■ Source data ■

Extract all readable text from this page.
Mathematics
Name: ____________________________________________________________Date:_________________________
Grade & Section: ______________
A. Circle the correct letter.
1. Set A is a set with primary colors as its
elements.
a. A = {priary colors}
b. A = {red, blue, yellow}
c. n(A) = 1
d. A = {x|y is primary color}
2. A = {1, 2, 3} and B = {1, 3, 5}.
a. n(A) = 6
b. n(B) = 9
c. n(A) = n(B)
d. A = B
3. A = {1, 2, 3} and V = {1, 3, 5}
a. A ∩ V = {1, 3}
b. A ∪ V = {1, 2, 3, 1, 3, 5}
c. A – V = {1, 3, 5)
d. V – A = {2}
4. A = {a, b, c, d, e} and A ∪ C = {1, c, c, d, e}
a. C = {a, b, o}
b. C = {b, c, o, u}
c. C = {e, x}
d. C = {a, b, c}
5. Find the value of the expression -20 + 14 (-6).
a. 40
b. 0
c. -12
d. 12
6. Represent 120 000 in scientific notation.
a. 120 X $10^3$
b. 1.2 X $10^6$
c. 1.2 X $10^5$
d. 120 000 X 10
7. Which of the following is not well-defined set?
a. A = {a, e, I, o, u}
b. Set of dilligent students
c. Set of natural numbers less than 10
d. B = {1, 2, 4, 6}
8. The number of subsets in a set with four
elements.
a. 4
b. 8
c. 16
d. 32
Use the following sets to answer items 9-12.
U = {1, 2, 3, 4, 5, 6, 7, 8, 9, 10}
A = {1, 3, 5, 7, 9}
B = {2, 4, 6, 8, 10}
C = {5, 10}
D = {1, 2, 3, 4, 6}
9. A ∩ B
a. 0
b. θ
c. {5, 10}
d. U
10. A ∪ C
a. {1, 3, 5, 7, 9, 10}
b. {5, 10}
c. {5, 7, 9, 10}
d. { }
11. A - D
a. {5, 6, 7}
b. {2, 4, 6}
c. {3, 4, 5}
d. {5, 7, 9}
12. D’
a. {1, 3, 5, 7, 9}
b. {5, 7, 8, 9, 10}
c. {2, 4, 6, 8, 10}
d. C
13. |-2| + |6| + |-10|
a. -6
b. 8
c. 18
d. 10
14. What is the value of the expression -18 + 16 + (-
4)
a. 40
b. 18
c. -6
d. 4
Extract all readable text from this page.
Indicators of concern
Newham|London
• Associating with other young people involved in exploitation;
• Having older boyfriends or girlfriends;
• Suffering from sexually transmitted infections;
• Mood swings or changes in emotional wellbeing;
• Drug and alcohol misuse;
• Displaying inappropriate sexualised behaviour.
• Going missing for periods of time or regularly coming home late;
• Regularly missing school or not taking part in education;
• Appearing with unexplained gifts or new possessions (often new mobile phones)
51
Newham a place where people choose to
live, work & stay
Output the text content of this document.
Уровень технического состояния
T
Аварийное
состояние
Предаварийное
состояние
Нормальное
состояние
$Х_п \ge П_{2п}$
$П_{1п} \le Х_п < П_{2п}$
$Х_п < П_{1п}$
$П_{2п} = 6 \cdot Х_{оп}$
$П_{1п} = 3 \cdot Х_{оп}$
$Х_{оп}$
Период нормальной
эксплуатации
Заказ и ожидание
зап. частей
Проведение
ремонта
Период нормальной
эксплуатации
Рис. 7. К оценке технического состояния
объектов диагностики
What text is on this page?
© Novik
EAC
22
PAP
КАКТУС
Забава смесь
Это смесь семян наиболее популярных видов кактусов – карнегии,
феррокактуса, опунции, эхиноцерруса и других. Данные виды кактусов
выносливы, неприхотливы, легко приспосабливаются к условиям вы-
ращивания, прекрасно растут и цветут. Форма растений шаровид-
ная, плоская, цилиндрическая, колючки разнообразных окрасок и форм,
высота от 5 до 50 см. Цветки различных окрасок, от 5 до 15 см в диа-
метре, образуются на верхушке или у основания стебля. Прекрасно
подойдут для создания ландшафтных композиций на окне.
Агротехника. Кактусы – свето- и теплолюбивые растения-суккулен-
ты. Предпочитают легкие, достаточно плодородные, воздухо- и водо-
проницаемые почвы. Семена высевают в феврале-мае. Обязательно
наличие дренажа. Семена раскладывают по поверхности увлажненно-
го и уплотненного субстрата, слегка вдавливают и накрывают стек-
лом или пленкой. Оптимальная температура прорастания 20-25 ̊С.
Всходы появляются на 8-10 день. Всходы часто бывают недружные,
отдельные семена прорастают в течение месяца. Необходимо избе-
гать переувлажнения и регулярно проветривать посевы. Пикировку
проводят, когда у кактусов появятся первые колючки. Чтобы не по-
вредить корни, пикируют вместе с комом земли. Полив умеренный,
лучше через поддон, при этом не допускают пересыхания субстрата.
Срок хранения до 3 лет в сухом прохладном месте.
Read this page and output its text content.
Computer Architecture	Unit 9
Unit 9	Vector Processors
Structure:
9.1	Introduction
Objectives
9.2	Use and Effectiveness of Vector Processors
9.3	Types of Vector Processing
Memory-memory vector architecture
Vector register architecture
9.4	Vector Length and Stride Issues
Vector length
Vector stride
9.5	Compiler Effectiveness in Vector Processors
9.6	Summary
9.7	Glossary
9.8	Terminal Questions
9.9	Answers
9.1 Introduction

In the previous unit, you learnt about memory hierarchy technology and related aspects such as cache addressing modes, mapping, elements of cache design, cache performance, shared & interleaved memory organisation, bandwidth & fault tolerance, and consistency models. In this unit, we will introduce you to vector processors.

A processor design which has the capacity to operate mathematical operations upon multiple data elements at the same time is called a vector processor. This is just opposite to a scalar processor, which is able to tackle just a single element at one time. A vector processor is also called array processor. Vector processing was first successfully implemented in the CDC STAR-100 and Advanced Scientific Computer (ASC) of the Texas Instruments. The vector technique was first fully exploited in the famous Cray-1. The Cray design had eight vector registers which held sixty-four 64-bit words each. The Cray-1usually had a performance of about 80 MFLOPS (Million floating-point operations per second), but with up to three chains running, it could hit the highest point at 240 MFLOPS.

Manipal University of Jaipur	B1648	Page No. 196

■ Challenge ■
Each of the records should be retyped exactly.

■ Answer to the problem ■
Extract all readable text from this page.
Mathematics
Name: ____________________________________________________________Date:_________________________
Grade & Section: ______________
A. Circle the correct letter.
1. Set A is a set with primary colors as its
elements.
a. A = {priary colors}
b. A = {red, blue, yellow}
c. n(A) = 1
d. A = {x|y is primary color}
2. A = {1, 2, 3} and B = {1, 3, 5}.
a. n(A) = 6
b. n(B) = 9
c. n(A) = n(B)
d. A = B
3. A = {1, 2, 3} and V = {1, 3, 5}
a. A ∩ V = {1, 3}
b. A ∪ V = {1, 2, 3, 1, 3, 5}
c. A – V = {1, 3, 5)
d. V – A = {2}
4. A = {a, b, c, d, e} and A ∪ C = {1, c, c, d, e}
a. C = {a, b, o}
b. C = {b, c, o, u}
c. C = {e, x}
d. C = {a, b, c}
5. Find the value of the expression -20 + 14 (-6).
a. 40
b. 0
c. -12
d. 12
6. Represent 120 000 in scientific notation.
a. 120 X $10^3$
b. 1.2 X $10^6$
c. 1.2 X $10^5$
d. 120 000 X 10
7. Which of the following is not well-defined set?
a. A = {a, e, I, o, u}
b. Set of dilligent students
c. Set of natural numbers less than 10
d. B = {1, 2, 4, 6}
8. The number of subsets in a set with four
elements.
a. 4
b. 8
c. 16
d. 32
Use the following sets to answer items 9-12.
U = {1, 2, 3, 4, 5, 6, 7, 8, 9, 10}
A = {1, 3, 5, 7, 9}
B = {2, 4, 6, 8, 10}
C = {5, 10}
D = {1, 2, 3, 4, 6}
9. A ∩ B
a. 0
b. θ
c. {5, 10}
d. U
10. A ∪ C
a. {1, 3, 5, 7, 9, 10}
b. {5, 10}
c. {5, 7, 9, 10}
d. { }
11. A - D
a. {5, 6, 7}
b. {2, 4, 6}
c. {3, 4, 5}
d. {5, 7, 9}
12. D’
a. {1, 3, 5, 7, 9}
b. {5, 7, 8, 9, 10}
c. {2, 4, 6, 8, 10}
d. C
13. |-2| + |6| + |-10|
a. -6
b. 8
c. 18
d. 10
14. What is the value of the expression -18 + 16 + (-
4)
a. 40
b. 18
c. -6
d. 4
Extract all readable text from this page.
Indicators of concern
Newham|London
• Associating with other young people involved in exploitation;
• Having older boyfriends or girlfriends;
• Suffering from sexually transmitted infections;
• Mood swings or changes in emotional wellbeing;
• Drug and alcohol misuse;
• Displaying inappropriate sexualised behaviour.
• Going missing for periods of time or regularly coming home late;
• Regularly missing school or not taking part in education;
• Appearing with unexplained gifts or new possessions (often new mobile phones)
51
Newham a place where people choose to
live, work & stay
Output the text content of this document.
Уровень технического состояния
T
Аварийное
состояние
Предаварийное
состояние
Нормальное
состояние
$Х_п \ge П_{2п}$
$П_{1п} \le Х_п < П_{2п}$
$Х_п < П_{1п}$
$П_{2п} = 6 \cdot Х_{оп}$
$П_{1п} = 3 \cdot Х_{оп}$
$Х_{оп}$
Период нормальной
эксплуатации
Заказ и ожидание
зап. частей
Проведение
ремонта
Период нормальной
эксплуатации
Рис. 7. К оценке технического состояния
объектов диагностики
What text is on this page?
© Novik
EAC
22
PAP
КАКТУС
Забава смесь
Это смесь семян наиболее популярных видов кактусов – карнегии,
феррокактуса, опунции, эхиноцерруса и других. Данные виды кактусов
выносливы, неприхотливы, легко приспосабливаются к условиям вы-
ращивания, прекрасно растут и цветут. Форма растений шаровид-
ная, плоская, цилиндрическая, колючки разнообразных окрасок и форм,
высота от 5 до 50 см. Цветки различных окрасок, от 5 до 15 см в диа-
метре, образуются на верхушке или у основания стебля. Прекрасно
подойдут для создания ландшафтных композиций на окне.
Агротехника. Кактусы – свето- и теплолюбивые растения-суккулен-
ты. Предпочитают легкие, достаточно плодородные, воздухо- и водо-
проницаемые почвы. Семена высевают в феврале-мае. Обязательно
наличие дренажа. Семена раскладывают по поверхности увлажненно-
го и уплотненного субстрата, слегка вдавливают и накрывают стек-
лом или пленкой. Оптимальная температура прорастания 20-25 ̊С.
Всходы появляются на 8-10 день. Всходы часто бывают недружные,
отдельные семена прорастают в течение месяца. Необходимо избе-
гать переувлажнения и регулярно проветривать посевы. Пикировку
проводят, когда у кактусов появятся первые колючки. Чтобы не по-
вредить корни, пикируют вместе с комом земли. Полив умеренный,
лучше через поддон, при этом не допускают пересыхания субстрата.
Срок хранения до 3 лет в сухом прохладном месте.
Read this page and output its text content.
Computer Architecture	Unit 9
Unit 9	Vector Processors
Structure:
9.1	Introduction
Objectives
9.2	Use and Effectiveness of Vector Processors
9.3	Types of Vector Processing
Memory-memory vector architecture
Vector register architecture
9.4	Vector Length and Stride Issues
Vector length
Vector stride
9.5	Compiler Effectiveness in Vector Processors
9.6	Summary
9.7	Glossary
9.8	Terminal Questions
9.9	Answers
9.1 Introduction

In the previous unit, you learnt about memory hierarchy technology and related aspects such as cache addressing modes, mapping, elements of cache design, cache performance, shared & interleaved memory organisation, bandwidth & fault tolerance, and consistency models. In this unit, we will introduce you to vector processors.

A processor design which has the capacity to operate mathematical operations upon multiple data elements at the same time is called a vector processor. This is just opposite to a scalar processor, which is able to tackle just a single element at one time. A vector processor is also called array processor. Vector processing was first successfully implemented in the CDC STAR-100 and Advanced Scientific Computer (ASC) of the Texas Instruments. The vector technique was first fully exploited in the famous Cray-1. The Cray design had eight vector registers which held sixty-four 64-bit words each. The Cray-1usually had a performance of about 80 MFLOPS (Million floating-point operations per second), but with up to three chains running, it could hit the highest point at 240 MFLOPS.

Manipal University of Jaipur	B1648	Page No. 196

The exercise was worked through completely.